- Objective -
Output all records precisely as written.

Extracted data entries:

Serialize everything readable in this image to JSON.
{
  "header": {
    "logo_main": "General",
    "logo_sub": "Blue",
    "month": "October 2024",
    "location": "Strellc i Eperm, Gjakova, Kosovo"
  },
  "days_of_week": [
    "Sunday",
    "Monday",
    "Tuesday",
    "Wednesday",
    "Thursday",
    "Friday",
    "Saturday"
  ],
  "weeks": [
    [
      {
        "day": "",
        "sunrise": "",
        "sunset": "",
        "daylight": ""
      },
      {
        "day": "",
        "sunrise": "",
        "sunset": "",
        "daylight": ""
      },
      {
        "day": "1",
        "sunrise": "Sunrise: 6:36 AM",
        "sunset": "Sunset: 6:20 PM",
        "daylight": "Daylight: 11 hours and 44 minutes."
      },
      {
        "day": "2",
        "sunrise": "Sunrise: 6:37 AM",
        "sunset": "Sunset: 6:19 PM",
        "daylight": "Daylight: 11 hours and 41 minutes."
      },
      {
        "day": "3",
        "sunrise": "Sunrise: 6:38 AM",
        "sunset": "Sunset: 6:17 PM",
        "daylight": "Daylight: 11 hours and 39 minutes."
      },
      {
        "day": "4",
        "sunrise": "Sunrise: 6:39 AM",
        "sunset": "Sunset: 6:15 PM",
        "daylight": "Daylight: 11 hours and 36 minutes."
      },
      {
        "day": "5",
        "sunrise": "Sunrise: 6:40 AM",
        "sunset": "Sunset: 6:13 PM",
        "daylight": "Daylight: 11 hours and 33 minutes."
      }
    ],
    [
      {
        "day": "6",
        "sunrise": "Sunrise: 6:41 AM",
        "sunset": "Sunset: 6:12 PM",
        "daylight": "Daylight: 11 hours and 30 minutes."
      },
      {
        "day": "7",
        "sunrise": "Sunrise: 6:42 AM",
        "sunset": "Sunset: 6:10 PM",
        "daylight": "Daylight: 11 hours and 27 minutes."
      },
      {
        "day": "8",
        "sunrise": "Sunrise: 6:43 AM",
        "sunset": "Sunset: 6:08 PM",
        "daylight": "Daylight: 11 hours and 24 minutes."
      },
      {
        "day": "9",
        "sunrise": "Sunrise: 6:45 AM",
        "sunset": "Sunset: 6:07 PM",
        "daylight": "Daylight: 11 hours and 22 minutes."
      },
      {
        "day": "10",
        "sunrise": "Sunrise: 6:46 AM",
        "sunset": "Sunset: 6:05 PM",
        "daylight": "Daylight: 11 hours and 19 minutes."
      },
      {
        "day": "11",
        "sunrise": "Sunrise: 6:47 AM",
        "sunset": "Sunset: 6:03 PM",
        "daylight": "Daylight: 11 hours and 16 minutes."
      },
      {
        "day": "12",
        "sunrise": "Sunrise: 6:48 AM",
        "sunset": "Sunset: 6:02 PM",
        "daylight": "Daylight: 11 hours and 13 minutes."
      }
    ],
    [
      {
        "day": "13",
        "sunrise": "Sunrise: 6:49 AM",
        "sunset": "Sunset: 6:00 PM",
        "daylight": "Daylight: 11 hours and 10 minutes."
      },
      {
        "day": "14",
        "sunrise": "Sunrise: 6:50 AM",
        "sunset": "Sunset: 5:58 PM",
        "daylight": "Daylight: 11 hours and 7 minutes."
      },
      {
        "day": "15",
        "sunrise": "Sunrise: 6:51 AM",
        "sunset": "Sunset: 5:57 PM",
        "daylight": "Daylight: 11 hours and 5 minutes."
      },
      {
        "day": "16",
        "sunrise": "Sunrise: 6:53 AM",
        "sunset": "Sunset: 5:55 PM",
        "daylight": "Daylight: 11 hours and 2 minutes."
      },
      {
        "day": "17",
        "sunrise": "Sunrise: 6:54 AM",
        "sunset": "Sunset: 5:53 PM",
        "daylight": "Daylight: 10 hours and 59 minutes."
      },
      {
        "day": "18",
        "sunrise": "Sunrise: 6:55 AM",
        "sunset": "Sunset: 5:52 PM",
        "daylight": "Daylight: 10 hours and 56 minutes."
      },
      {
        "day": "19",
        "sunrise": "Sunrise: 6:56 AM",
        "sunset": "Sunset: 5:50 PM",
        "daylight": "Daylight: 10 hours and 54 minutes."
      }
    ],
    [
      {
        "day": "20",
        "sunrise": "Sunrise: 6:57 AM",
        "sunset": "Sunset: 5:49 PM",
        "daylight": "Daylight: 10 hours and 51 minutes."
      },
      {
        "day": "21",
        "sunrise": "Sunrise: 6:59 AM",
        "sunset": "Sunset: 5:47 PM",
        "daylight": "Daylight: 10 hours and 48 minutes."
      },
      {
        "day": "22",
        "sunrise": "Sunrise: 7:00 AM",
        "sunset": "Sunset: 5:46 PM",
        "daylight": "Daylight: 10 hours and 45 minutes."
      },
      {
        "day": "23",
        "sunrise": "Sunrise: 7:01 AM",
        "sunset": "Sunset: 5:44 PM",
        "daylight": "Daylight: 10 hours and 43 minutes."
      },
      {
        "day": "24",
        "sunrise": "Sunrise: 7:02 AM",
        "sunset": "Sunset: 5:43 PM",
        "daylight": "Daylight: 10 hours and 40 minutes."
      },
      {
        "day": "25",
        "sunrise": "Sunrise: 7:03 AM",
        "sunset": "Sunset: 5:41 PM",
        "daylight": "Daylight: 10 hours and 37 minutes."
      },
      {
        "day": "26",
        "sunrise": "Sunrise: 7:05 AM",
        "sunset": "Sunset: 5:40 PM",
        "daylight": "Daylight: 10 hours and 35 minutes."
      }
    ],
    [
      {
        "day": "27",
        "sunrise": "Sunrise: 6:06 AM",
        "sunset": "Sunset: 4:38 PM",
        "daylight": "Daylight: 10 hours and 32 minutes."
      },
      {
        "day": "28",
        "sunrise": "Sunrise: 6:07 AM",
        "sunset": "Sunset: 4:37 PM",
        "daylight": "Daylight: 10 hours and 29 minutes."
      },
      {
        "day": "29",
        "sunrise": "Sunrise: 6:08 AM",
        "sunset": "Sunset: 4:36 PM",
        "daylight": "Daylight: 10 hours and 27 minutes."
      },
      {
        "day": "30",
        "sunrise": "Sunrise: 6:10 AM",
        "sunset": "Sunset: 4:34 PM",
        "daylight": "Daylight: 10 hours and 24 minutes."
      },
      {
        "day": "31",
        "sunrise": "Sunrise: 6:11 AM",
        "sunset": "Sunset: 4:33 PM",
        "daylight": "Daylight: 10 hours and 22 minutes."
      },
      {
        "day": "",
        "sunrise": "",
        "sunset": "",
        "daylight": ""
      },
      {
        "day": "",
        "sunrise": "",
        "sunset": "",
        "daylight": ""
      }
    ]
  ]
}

- Answer to the problem -
Serialize everything readable in this image to JSON.
{
  "header": {
    "logo_main": "General",
    "logo_sub": "Blue",
    "month": "October 2024",
    "location": "Strellc i Eperm, Gjakova, Kosovo"
  },
  "days_of_week": [
    "Sunday",
    "Monday",
    "Tuesday",
    "Wednesday",
    "Thursday",
    "Friday",
    "Saturday"
  ],
  "weeks": [
    [
      {
        "day": "",
        "sunrise": "",
        "sunset": "",
        "daylight": ""
      },
      {
        "day": "",
        "sunrise": "",
        "sunset": "",
        "daylight": ""
      },
      {
        "day": "1",
        "sunrise": "Sunrise: 6:36 AM",
        "sunset": "Sunset: 6:20 PM",
        "daylight": "Daylight: 11 hours and 44 minutes."
      },
      {
        "day": "2",
        "sunrise": "Sunrise: 6:37 AM",
        "sunset": "Sunset: 6:19 PM",
        "daylight": "Daylight: 11 hours and 41 minutes."
      },
      {
        "day": "3",
        "sunrise": "Sunrise: 6:38 AM",
        "sunset": "Sunset: 6:17 PM",
        "daylight": "Daylight: 11 hours and 39 minutes."
      },
      {
        "day": "4",
        "sunrise": "Sunrise: 6:39 AM",
        "sunset": "Sunset: 6:15 PM",
        "daylight": "Daylight: 11 hours and 36 minutes."
      },
      {
        "day": "5",
        "sunrise": "Sunrise: 6:40 AM",
        "sunset": "Sunset: 6:13 PM",
        "daylight": "Daylight: 11 hours and 33 minutes."
      }
    ],
    [
      {
        "day": "6",
        "sunrise": "Sunrise: 6:41 AM",
        "sunset": "Sunset: 6:12 PM",
        "daylight": "Daylight: 11 hours and 30 minutes."
      },
      {
        "day": "7",
        "sunrise": "Sunrise: 6:42 AM",
        "sunset": "Sunset: 6:10 PM",
        "daylight": "Daylight: 11 hours and 27 minutes."
      },
      {
        "day": "8",
        "sunrise": "Sunrise: 6:43 AM",
        "sunset": "Sunset: 6:08 PM",
        "daylight": "Daylight: 11 hours and 24 minutes."
      },
      {
        "day": "9",
        "sunrise": "Sunrise: 6:45 AM",
        "sunset": "Sunset: 6:07 PM",
        "daylight": "Daylight: 11 hours and 22 minutes."
      },
      {
        "day": "10",
        "sunrise": "Sunrise: 6:46 AM",
        "sunset": "Sunset: 6:05 PM",
        "daylight": "Daylight: 11 hours and 19 minutes."
      },
      {
        "day": "11",
        "sunrise": "Sunrise: 6:47 AM",
        "sunset": "Sunset: 6:03 PM",
        "daylight": "Daylight: 11 hours and 16 minutes."
      },
      {
        "day": "12",
        "sunrise": "Sunrise: 6:48 AM",
        "sunset": "Sunset: 6:02 PM",
        "daylight": "Daylight: 11 hours and 13 minutes."
      }
    ],
    [
      {
        "day": "13",
        "sunrise": "Sunrise: 6:49 AM",
        "sunset": "Sunset: 6:00 PM",
        "daylight": "Daylight: 11 hours and 10 minutes."
      },
      {
        "day": "14",
        "sunrise": "Sunrise: 6:50 AM",
        "sunset": "Sunset: 5:58 PM",
        "daylight": "Daylight: 11 hours and 7 minutes."
      },
      {
        "day": "15",
        "sunrise": "Sunrise: 6:51 AM",
        "sunset": "Sunset: 5:57 PM",
        "daylight": "Daylight: 11 hours and 5 minutes."
      },
      {
        "day": "16",
        "sunrise": "Sunrise: 6:53 AM",
        "sunset": "Sunset: 5:55 PM",
        "daylight": "Daylight: 11 hours and 2 minutes."
      },
      {
        "day": "17",
        "sunrise": "Sunrise: 6:54 AM",
        "sunset": "Sunset: 5:53 PM",
        "daylight": "Daylight: 10 hours and 59 minutes."
      },
      {
        "day": "18",
        "sunrise": "Sunrise: 6:55 AM",
        "sunset": "Sunset: 5:52 PM",
        "daylight": "Daylight: 10 hours and 56 minutes."
      },
      {
        "day": "19",
        "sunrise": "Sunrise: 6:56 AM",
        "sunset": "Sunset: 5:50 PM",
        "daylight": "Daylight: 10 hours and 54 minutes."
      }
    ],
    [
      {
        "day": "20",
        "sunrise": "Sunrise: 6:57 AM",
        "sunset": "Sunset: 5:49 PM",
        "daylight": "Daylight: 10 hours and 51 minutes."
      },
      {
        "day": "21",
        "sunrise": "Sunrise: 6:59 AM",
        "sunset": "Sunset: 5:47 PM",
        "daylight": "Daylight: 10 hours and 48 minutes."
      },
      {
        "day": "22",
        "sunrise": "Sunrise: 7:00 AM",
        "sunset": "Sunset: 5:46 PM",
        "daylight": "Daylight: 10 hours and 45 minutes."
      },
      {
        "day": "23",
        "sunrise": "Sunrise: 7:01 AM",
        "sunset": "Sunset: 5:44 PM",
        "daylight": "Daylight: 10 hours and 43 minutes."
      },
      {
        "day": "24",
        "sunrise": "Sunrise: 7:02 AM",
        "sunset": "Sunset: 5:43 PM",
        "daylight": "Daylight: 10 hours and 40 minutes."
      },
      {
        "day": "25",
        "sunrise": "Sunrise: 7:03 AM",
        "sunset": "Sunset: 5:41 PM",
        "daylight": "Daylight: 10 hours and 37 minutes."
      },
      {
        "day": "26",
        "sunrise": "Sunrise: 7:05 AM",
        "sunset": "Sunset: 5:40 PM",
        "daylight": "Daylight: 10 hours and 35 minutes."
      }
    ],
    [
      {
        "day": "27",
        "sunrise": "Sunrise: 6:06 AM",
        "sunset": "Sunset: 4:38 PM",
        "daylight": "Daylight: 10 hours and 32 minutes."
      },
      {
        "day": "28",
        "sunrise": "Sunrise: 6:07 AM",
        "sunset": "Sunset: 4:37 PM",
        "daylight": "Daylight: 10 hours and 29 minutes."
      },
      {
        "day": "29",
        "sunrise": "Sunrise: 6:08 AM",
        "sunset": "Sunset: 4:36 PM",
        "daylight": "Daylight: 10 hours and 27 minutes."
      },
      {
        "day": "30",
        "sunrise": "Sunrise: 6:10 AM",
        "sunset": "Sunset: 4:34 PM",
        "daylight": "Daylight: 10 hours and 24 minutes."
      },
      {
        "day": "31",
        "sunrise": "Sunrise: 6:11 AM",
        "sunset": "Sunset: 4:33 PM",
        "daylight": "Daylight: 10 hours and 22 minutes."
      },
      {
        "day": "",
        "sunrise": "",
        "sunset": "",
        "daylight": ""
      },
      {
        "day": "",
        "sunrise": "",
        "sunset": "",
        "daylight": ""
      }
    ]
  ]
}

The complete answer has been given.